= Given exercise =
Check each line for the word "highlight" and give how many have it. Say nothing else.

┌────────

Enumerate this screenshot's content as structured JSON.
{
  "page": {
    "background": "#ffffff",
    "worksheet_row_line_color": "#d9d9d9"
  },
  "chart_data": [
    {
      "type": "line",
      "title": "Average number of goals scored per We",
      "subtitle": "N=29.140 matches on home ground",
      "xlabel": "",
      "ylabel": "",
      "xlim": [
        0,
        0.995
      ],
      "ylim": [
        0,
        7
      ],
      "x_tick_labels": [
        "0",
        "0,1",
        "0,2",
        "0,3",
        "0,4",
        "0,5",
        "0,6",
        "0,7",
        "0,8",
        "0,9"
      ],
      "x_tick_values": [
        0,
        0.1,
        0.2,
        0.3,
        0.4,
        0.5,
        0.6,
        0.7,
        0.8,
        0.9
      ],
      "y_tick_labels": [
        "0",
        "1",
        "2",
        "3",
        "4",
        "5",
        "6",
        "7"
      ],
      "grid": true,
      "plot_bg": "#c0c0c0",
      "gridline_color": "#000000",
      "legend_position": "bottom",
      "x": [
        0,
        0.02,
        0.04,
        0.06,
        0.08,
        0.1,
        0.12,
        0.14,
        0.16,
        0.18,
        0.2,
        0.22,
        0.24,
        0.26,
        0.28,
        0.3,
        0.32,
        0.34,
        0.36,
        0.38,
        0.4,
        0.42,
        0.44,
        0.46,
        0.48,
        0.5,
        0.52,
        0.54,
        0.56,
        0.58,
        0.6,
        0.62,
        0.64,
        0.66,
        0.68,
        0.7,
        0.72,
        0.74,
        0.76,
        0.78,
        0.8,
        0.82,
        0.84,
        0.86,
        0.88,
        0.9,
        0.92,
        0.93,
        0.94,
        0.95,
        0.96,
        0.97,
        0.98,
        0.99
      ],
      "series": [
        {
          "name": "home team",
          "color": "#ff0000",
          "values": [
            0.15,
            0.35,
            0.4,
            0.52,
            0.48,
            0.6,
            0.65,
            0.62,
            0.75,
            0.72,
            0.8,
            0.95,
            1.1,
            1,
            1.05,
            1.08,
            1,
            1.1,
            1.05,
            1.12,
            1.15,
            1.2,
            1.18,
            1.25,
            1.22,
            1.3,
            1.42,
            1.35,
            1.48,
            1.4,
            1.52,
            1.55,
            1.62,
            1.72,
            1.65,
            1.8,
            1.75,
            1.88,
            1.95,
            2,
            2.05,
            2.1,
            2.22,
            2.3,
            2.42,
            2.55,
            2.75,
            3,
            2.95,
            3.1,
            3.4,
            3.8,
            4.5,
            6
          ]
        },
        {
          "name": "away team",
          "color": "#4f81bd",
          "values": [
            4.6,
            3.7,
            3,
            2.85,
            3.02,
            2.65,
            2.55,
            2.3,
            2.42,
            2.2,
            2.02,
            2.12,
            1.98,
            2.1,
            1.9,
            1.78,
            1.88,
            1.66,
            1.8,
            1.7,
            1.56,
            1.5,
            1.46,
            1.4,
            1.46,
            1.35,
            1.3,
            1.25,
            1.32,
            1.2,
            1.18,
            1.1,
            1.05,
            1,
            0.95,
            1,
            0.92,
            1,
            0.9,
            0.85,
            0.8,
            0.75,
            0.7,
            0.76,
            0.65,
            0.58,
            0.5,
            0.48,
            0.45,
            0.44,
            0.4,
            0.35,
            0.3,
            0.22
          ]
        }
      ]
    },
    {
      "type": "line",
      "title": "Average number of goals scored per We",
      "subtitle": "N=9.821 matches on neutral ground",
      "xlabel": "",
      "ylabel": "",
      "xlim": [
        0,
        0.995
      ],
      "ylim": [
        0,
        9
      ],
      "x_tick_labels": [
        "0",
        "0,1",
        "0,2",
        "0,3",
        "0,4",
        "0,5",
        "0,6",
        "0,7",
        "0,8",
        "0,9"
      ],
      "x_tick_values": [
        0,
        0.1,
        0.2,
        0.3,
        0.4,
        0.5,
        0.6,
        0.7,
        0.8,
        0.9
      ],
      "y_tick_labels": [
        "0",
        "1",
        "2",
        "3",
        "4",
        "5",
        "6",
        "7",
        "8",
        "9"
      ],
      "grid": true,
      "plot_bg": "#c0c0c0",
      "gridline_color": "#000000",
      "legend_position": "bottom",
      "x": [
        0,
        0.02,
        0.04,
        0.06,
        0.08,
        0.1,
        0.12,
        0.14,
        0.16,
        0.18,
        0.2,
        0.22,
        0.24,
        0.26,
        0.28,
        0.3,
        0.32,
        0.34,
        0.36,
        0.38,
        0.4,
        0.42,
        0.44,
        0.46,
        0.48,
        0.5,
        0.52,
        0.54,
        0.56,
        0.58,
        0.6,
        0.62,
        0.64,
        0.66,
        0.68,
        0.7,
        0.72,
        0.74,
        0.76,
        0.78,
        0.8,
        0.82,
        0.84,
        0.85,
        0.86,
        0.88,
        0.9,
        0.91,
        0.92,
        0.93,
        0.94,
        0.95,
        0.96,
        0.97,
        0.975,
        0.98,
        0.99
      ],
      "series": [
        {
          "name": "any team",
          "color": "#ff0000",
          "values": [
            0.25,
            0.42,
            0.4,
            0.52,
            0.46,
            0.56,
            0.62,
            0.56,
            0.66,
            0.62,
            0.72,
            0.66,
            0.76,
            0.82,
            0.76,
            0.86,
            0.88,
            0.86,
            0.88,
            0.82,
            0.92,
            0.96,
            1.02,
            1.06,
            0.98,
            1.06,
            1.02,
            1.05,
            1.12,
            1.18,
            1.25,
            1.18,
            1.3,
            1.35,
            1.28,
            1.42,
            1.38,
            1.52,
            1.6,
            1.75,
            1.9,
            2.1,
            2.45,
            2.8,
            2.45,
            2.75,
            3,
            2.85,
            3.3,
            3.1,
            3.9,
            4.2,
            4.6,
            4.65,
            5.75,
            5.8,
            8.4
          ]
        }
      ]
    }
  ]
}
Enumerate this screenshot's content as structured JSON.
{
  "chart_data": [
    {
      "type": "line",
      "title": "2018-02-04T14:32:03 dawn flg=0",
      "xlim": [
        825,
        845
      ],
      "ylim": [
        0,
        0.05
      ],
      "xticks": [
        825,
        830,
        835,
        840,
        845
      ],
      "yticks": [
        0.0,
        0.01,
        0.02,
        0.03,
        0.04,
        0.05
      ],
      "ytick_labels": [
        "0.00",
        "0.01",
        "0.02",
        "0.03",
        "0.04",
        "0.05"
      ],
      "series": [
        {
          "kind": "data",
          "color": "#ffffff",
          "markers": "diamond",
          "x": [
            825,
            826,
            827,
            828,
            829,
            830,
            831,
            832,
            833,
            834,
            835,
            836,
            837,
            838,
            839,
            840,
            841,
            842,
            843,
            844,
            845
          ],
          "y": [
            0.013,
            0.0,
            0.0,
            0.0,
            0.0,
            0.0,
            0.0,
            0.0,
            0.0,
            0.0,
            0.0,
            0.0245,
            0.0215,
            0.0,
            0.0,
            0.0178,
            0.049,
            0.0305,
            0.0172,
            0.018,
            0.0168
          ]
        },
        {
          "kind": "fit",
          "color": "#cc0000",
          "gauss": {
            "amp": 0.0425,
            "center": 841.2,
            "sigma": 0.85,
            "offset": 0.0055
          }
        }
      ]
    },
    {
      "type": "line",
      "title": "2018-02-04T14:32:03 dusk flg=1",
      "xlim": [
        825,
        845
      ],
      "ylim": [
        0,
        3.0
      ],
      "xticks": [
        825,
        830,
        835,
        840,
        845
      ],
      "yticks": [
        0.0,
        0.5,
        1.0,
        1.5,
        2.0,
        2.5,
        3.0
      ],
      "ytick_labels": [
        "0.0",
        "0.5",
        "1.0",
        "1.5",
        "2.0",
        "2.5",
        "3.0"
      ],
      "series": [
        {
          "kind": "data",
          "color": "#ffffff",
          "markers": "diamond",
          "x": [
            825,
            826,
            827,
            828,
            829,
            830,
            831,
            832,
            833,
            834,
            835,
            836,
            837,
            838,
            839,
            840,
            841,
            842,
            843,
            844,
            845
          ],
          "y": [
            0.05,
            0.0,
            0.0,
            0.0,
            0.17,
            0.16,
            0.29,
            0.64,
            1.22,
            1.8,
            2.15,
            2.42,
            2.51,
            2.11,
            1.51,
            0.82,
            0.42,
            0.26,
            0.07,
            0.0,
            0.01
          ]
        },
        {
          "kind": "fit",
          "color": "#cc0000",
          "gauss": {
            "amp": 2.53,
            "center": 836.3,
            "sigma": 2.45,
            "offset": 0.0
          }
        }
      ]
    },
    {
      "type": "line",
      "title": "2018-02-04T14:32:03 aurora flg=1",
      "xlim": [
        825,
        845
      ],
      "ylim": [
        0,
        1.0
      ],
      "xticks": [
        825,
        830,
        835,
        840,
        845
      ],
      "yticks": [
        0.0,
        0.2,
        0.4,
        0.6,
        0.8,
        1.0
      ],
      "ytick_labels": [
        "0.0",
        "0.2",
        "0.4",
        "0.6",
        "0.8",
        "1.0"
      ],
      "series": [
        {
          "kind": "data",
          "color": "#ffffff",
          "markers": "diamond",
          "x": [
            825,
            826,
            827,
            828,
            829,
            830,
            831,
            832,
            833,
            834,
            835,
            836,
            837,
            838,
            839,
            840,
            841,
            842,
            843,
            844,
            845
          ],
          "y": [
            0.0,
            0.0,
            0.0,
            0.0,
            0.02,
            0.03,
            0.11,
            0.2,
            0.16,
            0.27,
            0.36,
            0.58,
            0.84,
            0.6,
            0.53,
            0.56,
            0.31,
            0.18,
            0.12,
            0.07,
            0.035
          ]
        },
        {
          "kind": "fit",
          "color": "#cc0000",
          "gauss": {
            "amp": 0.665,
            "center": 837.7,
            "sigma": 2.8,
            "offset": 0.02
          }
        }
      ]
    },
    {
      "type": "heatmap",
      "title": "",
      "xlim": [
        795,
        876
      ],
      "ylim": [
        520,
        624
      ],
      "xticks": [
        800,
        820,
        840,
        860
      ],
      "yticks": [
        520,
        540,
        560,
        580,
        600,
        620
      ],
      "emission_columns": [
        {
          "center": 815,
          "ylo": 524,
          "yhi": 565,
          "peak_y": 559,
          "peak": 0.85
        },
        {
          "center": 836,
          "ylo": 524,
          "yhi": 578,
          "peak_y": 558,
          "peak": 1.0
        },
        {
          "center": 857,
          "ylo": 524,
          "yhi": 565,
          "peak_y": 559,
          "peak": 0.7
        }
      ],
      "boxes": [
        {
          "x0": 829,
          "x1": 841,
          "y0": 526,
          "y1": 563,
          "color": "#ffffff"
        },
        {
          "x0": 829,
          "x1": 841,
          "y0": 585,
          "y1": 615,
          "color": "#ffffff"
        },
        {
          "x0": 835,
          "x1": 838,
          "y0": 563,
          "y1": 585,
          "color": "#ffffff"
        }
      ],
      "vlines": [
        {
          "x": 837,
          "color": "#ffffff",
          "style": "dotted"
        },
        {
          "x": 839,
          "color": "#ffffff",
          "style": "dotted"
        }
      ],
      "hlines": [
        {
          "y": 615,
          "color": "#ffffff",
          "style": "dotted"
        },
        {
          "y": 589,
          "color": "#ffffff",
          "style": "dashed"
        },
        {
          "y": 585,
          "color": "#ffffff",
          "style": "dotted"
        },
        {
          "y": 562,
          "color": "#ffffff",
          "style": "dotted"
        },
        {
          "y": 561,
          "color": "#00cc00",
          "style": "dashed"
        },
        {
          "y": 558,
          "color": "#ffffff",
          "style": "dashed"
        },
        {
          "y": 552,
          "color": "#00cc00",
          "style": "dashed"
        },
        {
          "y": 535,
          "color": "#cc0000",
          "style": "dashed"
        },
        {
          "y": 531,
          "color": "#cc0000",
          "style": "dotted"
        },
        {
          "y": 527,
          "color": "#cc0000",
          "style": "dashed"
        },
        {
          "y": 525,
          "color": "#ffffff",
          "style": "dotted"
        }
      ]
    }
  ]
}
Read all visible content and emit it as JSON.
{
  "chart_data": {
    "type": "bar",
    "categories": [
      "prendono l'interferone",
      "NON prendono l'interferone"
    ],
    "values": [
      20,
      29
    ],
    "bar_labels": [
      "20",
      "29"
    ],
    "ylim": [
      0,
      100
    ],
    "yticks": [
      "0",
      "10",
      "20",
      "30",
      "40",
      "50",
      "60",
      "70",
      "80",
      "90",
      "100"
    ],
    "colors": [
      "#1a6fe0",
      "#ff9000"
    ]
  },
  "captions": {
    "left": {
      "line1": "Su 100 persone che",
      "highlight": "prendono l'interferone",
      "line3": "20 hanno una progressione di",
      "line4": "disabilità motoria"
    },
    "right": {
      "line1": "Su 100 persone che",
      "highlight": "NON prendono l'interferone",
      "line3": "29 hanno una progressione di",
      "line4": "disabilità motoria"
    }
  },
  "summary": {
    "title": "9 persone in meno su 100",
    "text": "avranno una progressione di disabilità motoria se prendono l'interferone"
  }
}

└────────

= Response to the exercise =
2